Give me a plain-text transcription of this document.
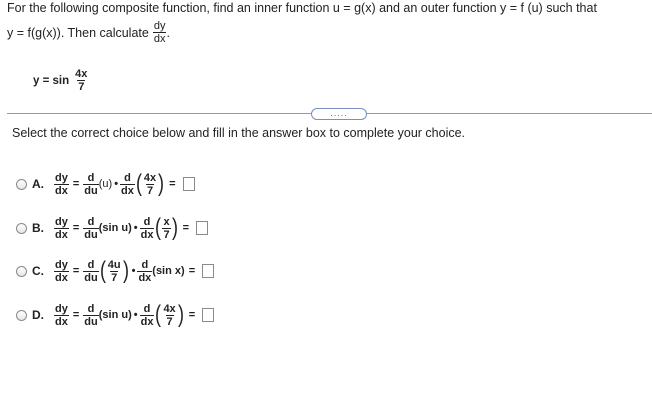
For the following composite function, find an inner function u = g(x) and an outer function y = f (u) such that
y = f(g(x)). Then calculate $\frac{dy}{dx}$ .
$y = \sin \frac{4x}{7}$
.....
Select the correct choice below and fill in the answer box to complete your choice.
A. $\frac{dy}{dx} = \frac{d}{du} (u)$ • $\frac{d}{dx}$ ( $\frac{4x}{7}$ ) =
B. $\frac{dy}{dx} = \frac{d}{du} (\sin$ u) • $\frac{d}{dx}$ ( $\frac{x}{7}$ ) =
C. $\frac{dy}{dx} = \frac{d}{du}$ ( $\frac{4u}{7}$ ) • $\frac{d}{dx} (\sin$ x) =
D. $\frac{dy}{dx} = \frac{d}{du} (\sin$ u) • $\frac{d}{dx}$ ( $\frac{4x}{7}$ ) =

◆ ◆ ◆ ◆ ◆

Print the complete listing exactly as it stands, without its pictures.

**Result**
Give me a plain-text transcription of this document.
For the following composite function, find an inner function u = g(x) and an outer function y = f (u) such that
y = f(g(x)). Then calculate $\frac{dy}{dx}$ .
$y = \sin \frac{4x}{7}$
.....
Select the correct choice below and fill in the answer box to complete your choice.
A. $\frac{dy}{dx} = \frac{d}{du} (u)$ • $\frac{d}{dx}$ ( $\frac{4x}{7}$ ) =
B. $\frac{dy}{dx} = \frac{d}{du} (\sin$ u) • $\frac{d}{dx}$ ( $\frac{x}{7}$ ) =
C. $\frac{dy}{dx} = \frac{d}{du}$ ( $\frac{4u}{7}$ ) • $\frac{d}{dx} (\sin$ x) =
D. $\frac{dy}{dx} = \frac{d}{du} (\sin$ u) • $\frac{d}{dx}$ ( $\frac{4x}{7}$ ) =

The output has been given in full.